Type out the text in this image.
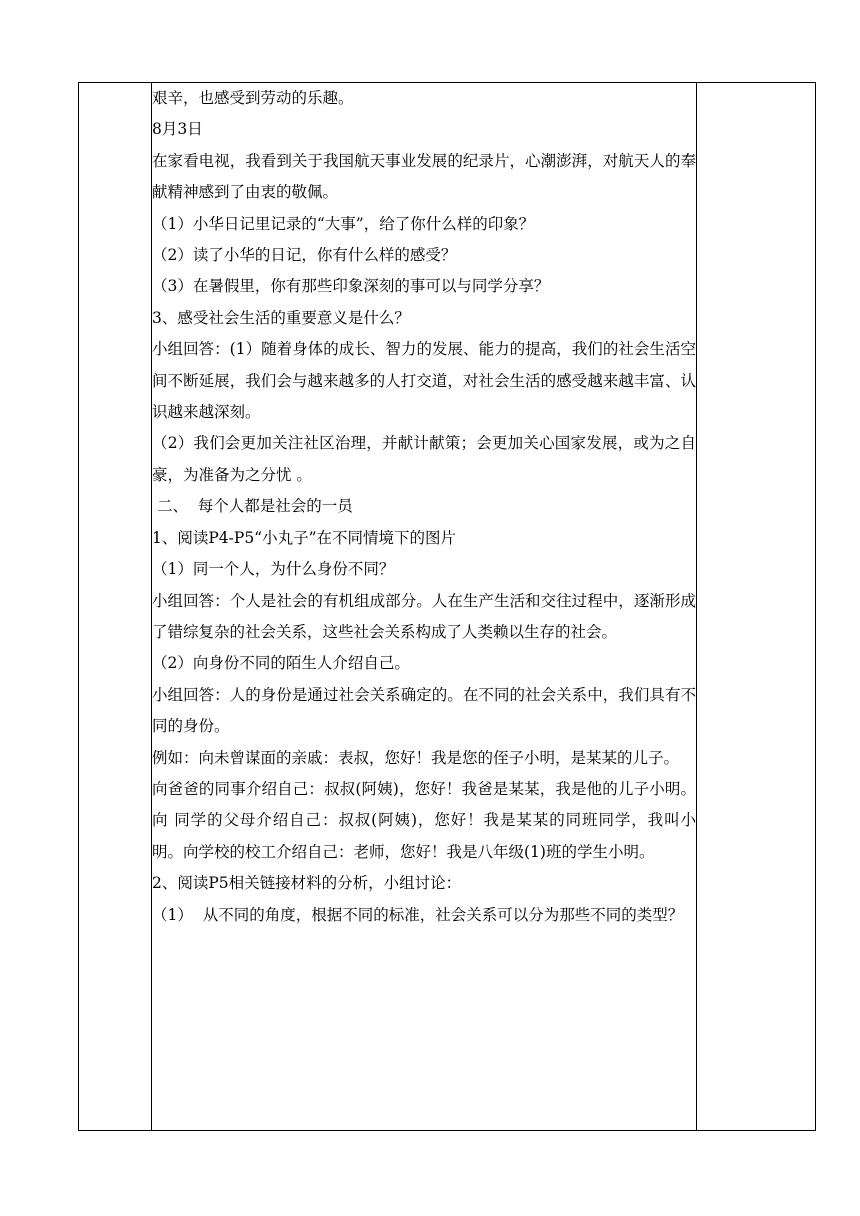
艰辛，也感受到劳动的乐趣。
8月3日
在家看电视，我看到关于我国航天事业发展的纪录片，心潮澎湃，对航天人的奉献精神感到了由衷的敬佩。
（1）小华日记里记录的“大事”，给了你什么样的印象？
（2）读了小华的日记，你有什么样的感受？
（3）在暑假里，你有那些印象深刻的事可以与同学分享？
3、感受社会生活的重要意义是什么？
小组回答：(1）随着身体的成长、智力的发展、能力的提高，我们的社会生活空间不断延展，我们会与越来越多的人打交道，对社会生活的感受越来越丰富、认识越来越深刻。
（2）我们会更加关注社区治理，并献计献策；会更加关心国家发展，或为之自豪，为准备为之分忧 。
二、  每个人都是社会的一员
1、阅读P4-P5“小丸子”在不同情境下的图片
（1）同一个人，为什么身份不同？
小组回答：个人是社会的有机组成部分。人在生产生活和交往过程中，逐渐形成了错综复杂的社会关系，这些社会关系构成了人类赖以生存的社会。
（2）向身份不同的陌生人介绍自己。
小组回答：人的身份是通过社会关系确定的。在不同的社会关系中，我们具有不同的身份。
例如：向未曾谋面的亲戚：表叔，您好！我是您的侄子小明，是某某的儿子。
向爸爸的同事介绍自己：叔叔(阿姨)，您好！我爸是某某，我是他的儿子小明。向 同学的父母介绍自己：叔叔(阿姨)，您好！我是某某的同班同学，我叫小明。向学校的校工介绍自己：老师，您好！我是八年级(1)班的学生小明。
2、阅读P5相关链接材料的分析，小组讨论：
（1）  从不同的角度，根据不同的标准，社会关系可以分为那些不同的类型？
::::
Find all the lines containing "小组回答" in the material, then copy them.

小组回答：(1）随着身体的成长、智力的发展、能力的提高，我们的社会生活空间不断延展，我们会与越来越多的人打交道，对社会生活的感受越来越丰富、认识越来越深刻。
小组回答：个人是社会的有机组成部分。人在生产生活和交往过程中，逐渐形成了错综复杂的社会关系，这些社会关系构成了人类赖以生存的社会。
小组回答：人的身份是通过社会关系确定的。在不同的社会关系中，我们具有不同的身份。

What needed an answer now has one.